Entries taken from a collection
++++++++++
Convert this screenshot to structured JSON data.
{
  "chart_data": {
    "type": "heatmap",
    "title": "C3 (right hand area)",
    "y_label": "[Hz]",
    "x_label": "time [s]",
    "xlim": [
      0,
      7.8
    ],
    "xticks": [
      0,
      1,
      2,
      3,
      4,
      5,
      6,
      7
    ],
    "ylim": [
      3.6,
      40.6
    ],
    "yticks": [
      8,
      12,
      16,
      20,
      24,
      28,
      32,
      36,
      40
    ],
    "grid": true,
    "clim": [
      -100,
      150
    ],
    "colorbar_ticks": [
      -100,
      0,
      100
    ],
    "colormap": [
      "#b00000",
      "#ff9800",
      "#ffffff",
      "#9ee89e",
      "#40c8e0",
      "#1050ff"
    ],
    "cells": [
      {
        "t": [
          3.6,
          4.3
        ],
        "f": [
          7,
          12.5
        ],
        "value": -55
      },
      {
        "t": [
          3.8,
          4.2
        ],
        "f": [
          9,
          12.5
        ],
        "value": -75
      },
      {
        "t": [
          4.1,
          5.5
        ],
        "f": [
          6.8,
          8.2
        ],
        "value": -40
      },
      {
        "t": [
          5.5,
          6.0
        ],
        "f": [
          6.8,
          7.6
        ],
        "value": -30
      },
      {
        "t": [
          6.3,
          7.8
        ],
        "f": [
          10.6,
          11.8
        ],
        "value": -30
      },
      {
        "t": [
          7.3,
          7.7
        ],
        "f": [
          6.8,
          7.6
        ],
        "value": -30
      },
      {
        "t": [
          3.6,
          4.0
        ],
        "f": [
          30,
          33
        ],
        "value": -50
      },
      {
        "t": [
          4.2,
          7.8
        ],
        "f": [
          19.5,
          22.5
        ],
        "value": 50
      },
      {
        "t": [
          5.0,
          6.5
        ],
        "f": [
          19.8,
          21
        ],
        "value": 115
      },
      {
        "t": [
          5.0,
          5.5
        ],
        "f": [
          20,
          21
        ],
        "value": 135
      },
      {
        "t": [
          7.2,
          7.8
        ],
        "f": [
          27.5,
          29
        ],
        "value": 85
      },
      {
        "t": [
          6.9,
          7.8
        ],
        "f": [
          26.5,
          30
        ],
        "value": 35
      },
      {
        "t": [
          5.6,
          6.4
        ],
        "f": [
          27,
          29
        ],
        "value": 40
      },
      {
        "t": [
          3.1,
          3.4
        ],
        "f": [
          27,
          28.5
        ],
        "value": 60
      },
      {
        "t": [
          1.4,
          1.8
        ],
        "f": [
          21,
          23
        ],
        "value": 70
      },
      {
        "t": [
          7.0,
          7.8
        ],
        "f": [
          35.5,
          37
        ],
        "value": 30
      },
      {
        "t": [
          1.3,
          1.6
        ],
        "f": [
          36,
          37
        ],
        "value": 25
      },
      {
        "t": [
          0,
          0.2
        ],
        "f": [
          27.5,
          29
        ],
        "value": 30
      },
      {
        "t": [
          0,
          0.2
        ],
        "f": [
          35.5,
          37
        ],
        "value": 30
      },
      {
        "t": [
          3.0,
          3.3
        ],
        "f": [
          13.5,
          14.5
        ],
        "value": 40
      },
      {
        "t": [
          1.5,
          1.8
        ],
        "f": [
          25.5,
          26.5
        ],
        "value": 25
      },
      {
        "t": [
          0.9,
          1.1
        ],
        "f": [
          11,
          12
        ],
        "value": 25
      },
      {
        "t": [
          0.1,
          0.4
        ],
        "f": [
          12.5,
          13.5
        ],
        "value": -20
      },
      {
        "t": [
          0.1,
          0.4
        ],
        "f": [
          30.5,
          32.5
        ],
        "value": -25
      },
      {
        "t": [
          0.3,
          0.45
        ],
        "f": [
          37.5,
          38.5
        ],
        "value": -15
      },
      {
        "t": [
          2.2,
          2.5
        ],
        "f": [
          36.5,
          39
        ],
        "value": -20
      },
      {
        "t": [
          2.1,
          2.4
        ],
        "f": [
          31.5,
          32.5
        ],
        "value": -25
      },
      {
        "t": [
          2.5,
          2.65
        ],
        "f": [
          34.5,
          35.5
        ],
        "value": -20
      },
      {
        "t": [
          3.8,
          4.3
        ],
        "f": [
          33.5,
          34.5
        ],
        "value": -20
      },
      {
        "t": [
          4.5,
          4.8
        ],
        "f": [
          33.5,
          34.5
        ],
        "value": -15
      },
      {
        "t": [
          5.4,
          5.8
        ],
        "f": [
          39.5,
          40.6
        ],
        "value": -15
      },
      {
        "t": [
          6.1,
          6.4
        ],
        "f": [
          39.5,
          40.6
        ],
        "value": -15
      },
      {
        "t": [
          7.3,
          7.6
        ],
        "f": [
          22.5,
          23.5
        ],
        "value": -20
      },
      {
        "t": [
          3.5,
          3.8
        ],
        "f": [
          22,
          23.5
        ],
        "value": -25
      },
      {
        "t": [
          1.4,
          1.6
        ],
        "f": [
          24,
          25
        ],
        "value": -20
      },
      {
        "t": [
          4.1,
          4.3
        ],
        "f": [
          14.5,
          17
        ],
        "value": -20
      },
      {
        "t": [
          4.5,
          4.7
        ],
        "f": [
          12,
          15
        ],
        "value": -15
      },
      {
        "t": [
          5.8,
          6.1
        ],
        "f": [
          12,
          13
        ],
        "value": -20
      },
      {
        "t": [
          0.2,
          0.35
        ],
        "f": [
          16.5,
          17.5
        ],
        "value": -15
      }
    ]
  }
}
++++++++++
EXERCISE DESCRIPTION
The records above should be returned exactly.

THE RESULT
Convert this screenshot to structured JSON data.
{
  "chart_data": {
    "type": "heatmap",
    "title": "C3 (right hand area)",
    "y_label": "[Hz]",
    "x_label": "time [s]",
    "xlim": [
      0,
      7.8
    ],
    "xticks": [
      0,
      1,
      2,
      3,
      4,
      5,
      6,
      7
    ],
    "ylim": [
      3.6,
      40.6
    ],
    "yticks": [
      8,
      12,
      16,
      20,
      24,
      28,
      32,
      36,
      40
    ],
    "grid": true,
    "clim": [
      -100,
      150
    ],
    "colorbar_ticks": [
      -100,
      0,
      100
    ],
    "colormap": [
      "#b00000",
      "#ff9800",
      "#ffffff",
      "#9ee89e",
      "#40c8e0",
      "#1050ff"
    ],
    "cells": [
      {
        "t": [
          3.6,
          4.3
        ],
        "f": [
          7,
          12.5
        ],
        "value": -55
      },
      {
        "t": [
          3.8,
          4.2
        ],
        "f": [
          9,
          12.5
        ],
        "value": -75
      },
      {
        "t": [
          4.1,
          5.5
        ],
        "f": [
          6.8,
          8.2
        ],
        "value": -40
      },
      {
        "t": [
          5.5,
          6.0
        ],
        "f": [
          6.8,
          7.6
        ],
        "value": -30
      },
      {
        "t": [
          6.3,
          7.8
        ],
        "f": [
          10.6,
          11.8
        ],
        "value": -30
      },
      {
        "t": [
          7.3,
          7.7
        ],
        "f": [
          6.8,
          7.6
        ],
        "value": -30
      },
      {
        "t": [
          3.6,
          4.0
        ],
        "f": [
          30,
          33
        ],
        "value": -50
      },
      {
        "t": [
          4.2,
          7.8
        ],
        "f": [
          19.5,
          22.5
        ],
        "value": 50
      },
      {
        "t": [
          5.0,
          6.5
        ],
        "f": [
          19.8,
          21
        ],
        "value": 115
      },
      {
        "t": [
          5.0,
          5.5
        ],
        "f": [
          20,
          21
        ],
        "value": 135
      },
      {
        "t": [
          7.2,
          7.8
        ],
        "f": [
          27.5,
          29
        ],
        "value": 85
      },
      {
        "t": [
          6.9,
          7.8
        ],
        "f": [
          26.5,
          30
        ],
        "value": 35
      },
      {
        "t": [
          5.6,
          6.4
        ],
        "f": [
          27,
          29
        ],
        "value": 40
      },
      {
        "t": [
          3.1,
          3.4
        ],
        "f": [
          27,
          28.5
        ],
        "value": 60
      },
      {
        "t": [
          1.4,
          1.8
        ],
        "f": [
          21,
          23
        ],
        "value": 70
      },
      {
        "t": [
          7.0,
          7.8
        ],
        "f": [
          35.5,
          37
        ],
        "value": 30
      },
      {
        "t": [
          1.3,
          1.6
        ],
        "f": [
          36,
          37
        ],
        "value": 25
      },
      {
        "t": [
          0,
          0.2
        ],
        "f": [
          27.5,
          29
        ],
        "value": 30
      },
      {
        "t": [
          0,
          0.2
        ],
        "f": [
          35.5,
          37
        ],
        "value": 30
      },
      {
        "t": [
          3.0,
          3.3
        ],
        "f": [
          13.5,
          14.5
        ],
        "value": 40
      },
      {
        "t": [
          1.5,
          1.8
        ],
        "f": [
          25.5,
          26.5
        ],
        "value": 25
      },
      {
        "t": [
          0.9,
          1.1
        ],
        "f": [
          11,
          12
        ],
        "value": 25
      },
      {
        "t": [
          0.1,
          0.4
        ],
        "f": [
          12.5,
          13.5
        ],
        "value": -20
      },
      {
        "t": [
          0.1,
          0.4
        ],
        "f": [
          30.5,
          32.5
        ],
        "value": -25
      },
      {
        "t": [
          0.3,
          0.45
        ],
        "f": [
          37.5,
          38.5
        ],
        "value": -15
      },
      {
        "t": [
          2.2,
          2.5
        ],
        "f": [
          36.5,
          39
        ],
        "value": -20
      },
      {
        "t": [
          2.1,
          2.4
        ],
        "f": [
          31.5,
          32.5
        ],
        "value": -25
      },
      {
        "t": [
          2.5,
          2.65
        ],
        "f": [
          34.5,
          35.5
        ],
        "value": -20
      },
      {
        "t": [
          3.8,
          4.3
        ],
        "f": [
          33.5,
          34.5
        ],
        "value": -20
      },
      {
        "t": [
          4.5,
          4.8
        ],
        "f": [
          33.5,
          34.5
        ],
        "value": -15
      },
      {
        "t": [
          5.4,
          5.8
        ],
        "f": [
          39.5,
          40.6
        ],
        "value": -15
      },
      {
        "t": [
          6.1,
          6.4
        ],
        "f": [
          39.5,
          40.6
        ],
        "value": -15
      },
      {
        "t": [
          7.3,
          7.6
        ],
        "f": [
          22.5,
          23.5
        ],
        "value": -20
      },
      {
        "t": [
          3.5,
          3.8
        ],
        "f": [
          22,
          23.5
        ],
        "value": -25
      },
      {
        "t": [
          1.4,
          1.6
        ],
        "f": [
          24,
          25
        ],
        "value": -20
      },
      {
        "t": [
          4.1,
          4.3
        ],
        "f": [
          14.5,
          17
        ],
        "value": -20
      },
      {
        "t": [
          4.5,
          4.7
        ],
        "f": [
          12,
          15
        ],
        "value": -15
      },
      {
        "t": [
          5.8,
          6.1
        ],
        "f": [
          12,
          13
        ],
        "value": -20
      },
      {
        "t": [
          0.2,
          0.35
        ],
        "f": [
          16.5,
          17.5
        ],
        "value": -15
      }
    ]
  }
}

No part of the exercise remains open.